DATA PROVIDED ▸
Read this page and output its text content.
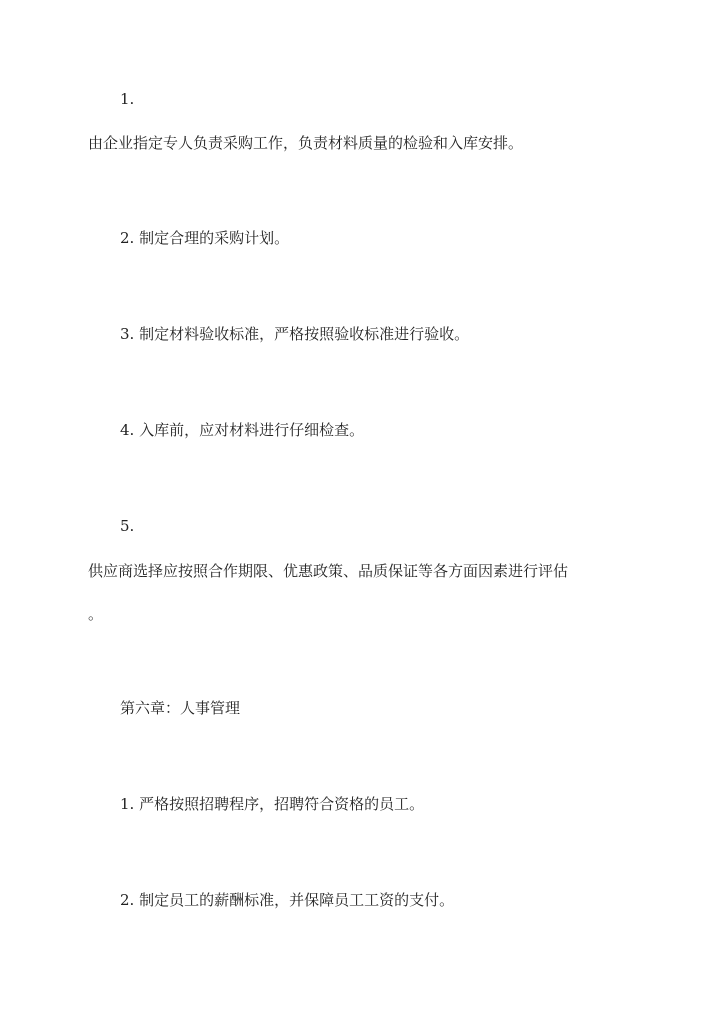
1.
由企业指定专人负责采购工作，负责材料质量的检验和入库安排。
2. 制定合理的采购计划。
3. 制定材料验收标准，严格按照验收标准进行验收。
4. 入库前，应对材料进行仔细检查。
5.
供应商选择应按照合作期限、优惠政策、品质保证等各方面因素进行评估
。
第六章：人事管理
1. 严格按照招聘程序，招聘符合资格的员工。
2. 制定员工的薪酬标准，并保障员工工资的支付。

WHAT YOU HAVE TO DO ▸ Return all the entries word for word, but omit any pictures they contain.

CORRECT OUTPUT ▸
Read this page and output its text content.
1.
由企业指定专人负责采购工作，负责材料质量的检验和入库安排。
2. 制定合理的采购计划。
3. 制定材料验收标准，严格按照验收标准进行验收。
4. 入库前，应对材料进行仔细检查。
5.
供应商选择应按照合作期限、优惠政策、品质保证等各方面因素进行评估
。
第六章：人事管理
1. 严格按照招聘程序，招聘符合资格的员工。
2. 制定员工的薪酬标准，并保障员工工资的支付。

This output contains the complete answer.